Every record below should be printed exactly as it appears.
--- BEGIN ---
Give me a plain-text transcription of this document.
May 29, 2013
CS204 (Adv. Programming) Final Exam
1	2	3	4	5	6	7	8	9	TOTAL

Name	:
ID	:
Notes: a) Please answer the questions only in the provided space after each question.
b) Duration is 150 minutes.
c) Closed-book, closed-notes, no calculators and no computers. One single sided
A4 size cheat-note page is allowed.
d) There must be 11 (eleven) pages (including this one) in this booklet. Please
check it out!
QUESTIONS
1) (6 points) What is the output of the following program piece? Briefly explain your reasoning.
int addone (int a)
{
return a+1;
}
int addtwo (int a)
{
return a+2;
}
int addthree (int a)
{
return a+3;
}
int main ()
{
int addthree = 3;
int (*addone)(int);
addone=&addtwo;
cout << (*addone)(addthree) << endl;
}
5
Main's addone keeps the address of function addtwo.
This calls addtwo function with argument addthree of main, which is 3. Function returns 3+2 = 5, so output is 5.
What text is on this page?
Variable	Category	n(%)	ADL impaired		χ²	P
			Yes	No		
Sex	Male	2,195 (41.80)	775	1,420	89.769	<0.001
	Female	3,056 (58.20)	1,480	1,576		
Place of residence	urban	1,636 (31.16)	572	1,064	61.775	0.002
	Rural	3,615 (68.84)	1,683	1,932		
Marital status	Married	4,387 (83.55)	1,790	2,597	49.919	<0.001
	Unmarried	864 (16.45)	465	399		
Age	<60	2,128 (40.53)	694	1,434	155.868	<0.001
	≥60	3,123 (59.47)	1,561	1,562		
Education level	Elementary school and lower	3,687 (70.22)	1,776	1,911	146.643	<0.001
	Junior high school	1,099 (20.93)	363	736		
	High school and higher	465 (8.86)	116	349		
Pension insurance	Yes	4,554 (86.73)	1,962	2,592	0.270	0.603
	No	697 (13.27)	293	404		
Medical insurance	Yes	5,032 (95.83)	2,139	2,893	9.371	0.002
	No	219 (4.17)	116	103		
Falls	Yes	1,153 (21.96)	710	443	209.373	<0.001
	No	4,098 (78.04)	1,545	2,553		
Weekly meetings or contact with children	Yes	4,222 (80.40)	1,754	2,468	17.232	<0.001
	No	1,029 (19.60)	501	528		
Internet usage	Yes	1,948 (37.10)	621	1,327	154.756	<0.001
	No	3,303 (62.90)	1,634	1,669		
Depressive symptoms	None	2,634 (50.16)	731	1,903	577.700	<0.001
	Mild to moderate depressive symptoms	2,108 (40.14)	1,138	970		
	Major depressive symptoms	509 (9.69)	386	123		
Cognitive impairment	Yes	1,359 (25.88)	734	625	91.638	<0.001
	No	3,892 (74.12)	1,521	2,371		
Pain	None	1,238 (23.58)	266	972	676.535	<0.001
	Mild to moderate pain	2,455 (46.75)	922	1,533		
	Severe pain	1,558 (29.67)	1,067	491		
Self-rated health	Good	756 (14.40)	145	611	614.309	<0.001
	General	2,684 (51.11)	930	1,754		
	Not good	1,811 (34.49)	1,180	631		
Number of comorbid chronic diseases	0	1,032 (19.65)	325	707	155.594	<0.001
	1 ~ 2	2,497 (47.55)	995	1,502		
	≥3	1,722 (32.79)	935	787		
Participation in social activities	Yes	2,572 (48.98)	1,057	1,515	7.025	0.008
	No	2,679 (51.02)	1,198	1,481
--- END ---
◆ Reply ◆
Give me a plain-text transcription of this document.
May 29, 2013
CS204 (Adv. Programming) Final Exam
1	2	3	4	5	6	7	8	9	TOTAL

Name	:
ID	:
Notes: a) Please answer the questions only in the provided space after each question.
b) Duration is 150 minutes.
c) Closed-book, closed-notes, no calculators and no computers. One single sided
A4 size cheat-note page is allowed.
d) There must be 11 (eleven) pages (including this one) in this booklet. Please
check it out!
QUESTIONS
1) (6 points) What is the output of the following program piece? Briefly explain your reasoning.
int addone (int a)
{
return a+1;
}
int addtwo (int a)
{
return a+2;
}
int addthree (int a)
{
return a+3;
}
int main ()
{
int addthree = 3;
int (*addone)(int);
addone=&addtwo;
cout << (*addone)(addthree) << endl;
}
5
Main's addone keeps the address of function addtwo.
This calls addtwo function with argument addthree of main, which is 3. Function returns 3+2 = 5, so output is 5.
What text is on this page?
Variable	Category	n(%)	ADL impaired		χ²	P
			Yes	No		
Sex	Male	2,195 (41.80)	775	1,420	89.769	<0.001
	Female	3,056 (58.20)	1,480	1,576		
Place of residence	urban	1,636 (31.16)	572	1,064	61.775	0.002
	Rural	3,615 (68.84)	1,683	1,932		
Marital status	Married	4,387 (83.55)	1,790	2,597	49.919	<0.001
	Unmarried	864 (16.45)	465	399		
Age	<60	2,128 (40.53)	694	1,434	155.868	<0.001
	≥60	3,123 (59.47)	1,561	1,562		
Education level	Elementary school and lower	3,687 (70.22)	1,776	1,911	146.643	<0.001
	Junior high school	1,099 (20.93)	363	736		
	High school and higher	465 (8.86)	116	349		
Pension insurance	Yes	4,554 (86.73)	1,962	2,592	0.270	0.603
	No	697 (13.27)	293	404		
Medical insurance	Yes	5,032 (95.83)	2,139	2,893	9.371	0.002
	No	219 (4.17)	116	103		
Falls	Yes	1,153 (21.96)	710	443	209.373	<0.001
	No	4,098 (78.04)	1,545	2,553		
Weekly meetings or contact with children	Yes	4,222 (80.40)	1,754	2,468	17.232	<0.001
	No	1,029 (19.60)	501	528		
Internet usage	Yes	1,948 (37.10)	621	1,327	154.756	<0.001
	No	3,303 (62.90)	1,634	1,669		
Depressive symptoms	None	2,634 (50.16)	731	1,903	577.700	<0.001
	Mild to moderate depressive symptoms	2,108 (40.14)	1,138	970		
	Major depressive symptoms	509 (9.69)	386	123		
Cognitive impairment	Yes	1,359 (25.88)	734	625	91.638	<0.001
	No	3,892 (74.12)	1,521	2,371		
Pain	None	1,238 (23.58)	266	972	676.535	<0.001
	Mild to moderate pain	2,455 (46.75)	922	1,533		
	Severe pain	1,558 (29.67)	1,067	491		
Self-rated health	Good	756 (14.40)	145	611	614.309	<0.001
	General	2,684 (51.11)	930	1,754		
	Not good	1,811 (34.49)	1,180	631		
Number of comorbid chronic diseases	0	1,032 (19.65)	325	707	155.594	<0.001
	1 ~ 2	2,497 (47.55)	995	1,502		
	≥3	1,722 (32.79)	935	787		
Participation in social activities	Yes	2,572 (48.98)	1,057	1,515	7.025	0.008
	No	2,679 (51.02)	1,198	1,481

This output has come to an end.